TASK DESCRIPTION>
Find the lines holding the word "Mesh" and collect them.

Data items

----------

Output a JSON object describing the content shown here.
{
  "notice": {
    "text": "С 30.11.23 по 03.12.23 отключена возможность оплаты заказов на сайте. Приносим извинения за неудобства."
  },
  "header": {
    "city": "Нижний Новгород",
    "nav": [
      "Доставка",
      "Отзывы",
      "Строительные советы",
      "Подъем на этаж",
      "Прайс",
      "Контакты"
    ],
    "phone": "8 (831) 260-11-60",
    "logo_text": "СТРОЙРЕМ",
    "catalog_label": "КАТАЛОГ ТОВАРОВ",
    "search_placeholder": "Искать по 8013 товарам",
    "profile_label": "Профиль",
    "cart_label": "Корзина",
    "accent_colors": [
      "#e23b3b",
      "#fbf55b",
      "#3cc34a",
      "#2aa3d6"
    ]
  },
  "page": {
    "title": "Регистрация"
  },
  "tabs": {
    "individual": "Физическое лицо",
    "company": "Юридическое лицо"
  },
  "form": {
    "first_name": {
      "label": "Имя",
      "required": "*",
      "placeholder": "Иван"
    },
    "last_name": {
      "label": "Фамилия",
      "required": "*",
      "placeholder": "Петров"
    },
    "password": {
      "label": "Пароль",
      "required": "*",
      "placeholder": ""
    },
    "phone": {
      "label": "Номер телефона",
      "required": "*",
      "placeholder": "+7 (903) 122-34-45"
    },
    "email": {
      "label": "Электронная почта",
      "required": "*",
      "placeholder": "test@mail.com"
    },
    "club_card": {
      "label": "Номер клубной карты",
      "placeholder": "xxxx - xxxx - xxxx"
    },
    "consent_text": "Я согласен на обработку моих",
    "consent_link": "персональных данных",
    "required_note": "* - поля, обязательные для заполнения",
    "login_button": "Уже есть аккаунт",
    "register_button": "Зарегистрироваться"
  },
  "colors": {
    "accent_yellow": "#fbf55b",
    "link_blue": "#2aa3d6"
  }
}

----------

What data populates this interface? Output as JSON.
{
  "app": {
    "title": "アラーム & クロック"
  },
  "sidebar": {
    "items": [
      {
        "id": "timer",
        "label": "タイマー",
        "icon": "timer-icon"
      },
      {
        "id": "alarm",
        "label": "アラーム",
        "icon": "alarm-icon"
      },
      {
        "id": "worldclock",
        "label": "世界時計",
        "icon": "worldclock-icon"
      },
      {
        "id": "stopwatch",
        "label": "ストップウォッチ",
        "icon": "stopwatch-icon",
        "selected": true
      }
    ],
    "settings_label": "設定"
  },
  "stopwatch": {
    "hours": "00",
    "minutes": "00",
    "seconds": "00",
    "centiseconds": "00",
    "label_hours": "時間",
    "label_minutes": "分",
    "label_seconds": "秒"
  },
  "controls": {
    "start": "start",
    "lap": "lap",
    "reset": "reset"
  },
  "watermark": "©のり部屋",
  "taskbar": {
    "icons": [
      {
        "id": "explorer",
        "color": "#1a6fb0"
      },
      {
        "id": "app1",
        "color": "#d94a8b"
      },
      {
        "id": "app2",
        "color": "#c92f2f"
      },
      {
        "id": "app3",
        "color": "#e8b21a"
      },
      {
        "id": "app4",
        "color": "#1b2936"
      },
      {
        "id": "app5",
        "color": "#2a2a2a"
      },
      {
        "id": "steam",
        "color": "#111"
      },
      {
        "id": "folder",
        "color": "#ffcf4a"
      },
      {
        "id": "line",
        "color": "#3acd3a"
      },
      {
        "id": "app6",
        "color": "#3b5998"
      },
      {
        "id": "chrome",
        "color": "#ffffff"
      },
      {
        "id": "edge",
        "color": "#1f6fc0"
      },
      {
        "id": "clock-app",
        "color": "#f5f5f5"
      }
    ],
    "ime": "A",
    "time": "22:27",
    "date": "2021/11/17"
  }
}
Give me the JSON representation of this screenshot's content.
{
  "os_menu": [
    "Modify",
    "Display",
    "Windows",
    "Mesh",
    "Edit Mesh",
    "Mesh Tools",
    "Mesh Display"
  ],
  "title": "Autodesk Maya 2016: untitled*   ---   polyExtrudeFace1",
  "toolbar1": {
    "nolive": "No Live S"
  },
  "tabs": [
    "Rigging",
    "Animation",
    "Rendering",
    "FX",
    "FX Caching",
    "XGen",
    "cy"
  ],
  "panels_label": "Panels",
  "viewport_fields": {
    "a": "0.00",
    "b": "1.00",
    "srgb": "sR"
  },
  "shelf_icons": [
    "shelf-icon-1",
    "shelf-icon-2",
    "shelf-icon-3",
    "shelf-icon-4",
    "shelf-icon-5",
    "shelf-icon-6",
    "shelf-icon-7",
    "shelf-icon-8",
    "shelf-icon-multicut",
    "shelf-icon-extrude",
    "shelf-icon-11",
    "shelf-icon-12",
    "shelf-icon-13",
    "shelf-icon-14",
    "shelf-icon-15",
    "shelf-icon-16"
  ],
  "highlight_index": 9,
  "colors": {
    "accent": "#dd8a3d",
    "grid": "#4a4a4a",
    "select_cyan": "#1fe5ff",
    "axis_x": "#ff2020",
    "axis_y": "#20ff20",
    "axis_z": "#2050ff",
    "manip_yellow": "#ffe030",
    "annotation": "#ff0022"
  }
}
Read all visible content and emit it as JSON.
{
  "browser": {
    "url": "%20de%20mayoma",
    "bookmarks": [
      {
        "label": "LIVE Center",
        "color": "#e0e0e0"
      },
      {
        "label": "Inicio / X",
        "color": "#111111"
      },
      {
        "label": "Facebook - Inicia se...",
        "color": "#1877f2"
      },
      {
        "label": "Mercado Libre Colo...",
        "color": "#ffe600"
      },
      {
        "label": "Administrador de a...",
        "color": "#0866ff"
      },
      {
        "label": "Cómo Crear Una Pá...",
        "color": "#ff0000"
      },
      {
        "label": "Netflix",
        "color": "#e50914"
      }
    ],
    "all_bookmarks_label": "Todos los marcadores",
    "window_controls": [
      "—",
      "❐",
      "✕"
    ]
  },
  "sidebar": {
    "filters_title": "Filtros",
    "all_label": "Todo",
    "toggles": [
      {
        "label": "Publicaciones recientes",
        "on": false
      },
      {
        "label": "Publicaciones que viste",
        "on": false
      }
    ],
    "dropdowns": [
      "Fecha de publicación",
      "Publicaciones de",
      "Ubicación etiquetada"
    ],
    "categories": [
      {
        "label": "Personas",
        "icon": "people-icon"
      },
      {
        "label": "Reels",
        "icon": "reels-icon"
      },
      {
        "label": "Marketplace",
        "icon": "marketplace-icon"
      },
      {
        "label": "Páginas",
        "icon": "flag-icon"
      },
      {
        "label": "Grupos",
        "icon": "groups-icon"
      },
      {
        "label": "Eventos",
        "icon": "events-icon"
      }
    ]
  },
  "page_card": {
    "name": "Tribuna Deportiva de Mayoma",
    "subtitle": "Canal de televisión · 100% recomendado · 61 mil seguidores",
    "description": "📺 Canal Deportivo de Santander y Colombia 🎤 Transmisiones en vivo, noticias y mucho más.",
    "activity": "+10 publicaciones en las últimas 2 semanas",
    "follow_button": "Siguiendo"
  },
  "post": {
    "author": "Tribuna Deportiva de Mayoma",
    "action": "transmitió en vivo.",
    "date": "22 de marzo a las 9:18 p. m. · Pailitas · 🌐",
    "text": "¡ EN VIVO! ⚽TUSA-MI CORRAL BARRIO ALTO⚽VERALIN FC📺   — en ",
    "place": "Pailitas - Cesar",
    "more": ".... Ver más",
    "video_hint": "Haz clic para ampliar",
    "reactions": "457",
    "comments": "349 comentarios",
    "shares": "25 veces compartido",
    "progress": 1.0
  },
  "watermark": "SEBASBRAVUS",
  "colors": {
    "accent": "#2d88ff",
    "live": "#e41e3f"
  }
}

----------

EXERCISE RESPONSE>
    "Mesh",
    "Edit Mesh",
    "Mesh Tools",
    "Mesh Display"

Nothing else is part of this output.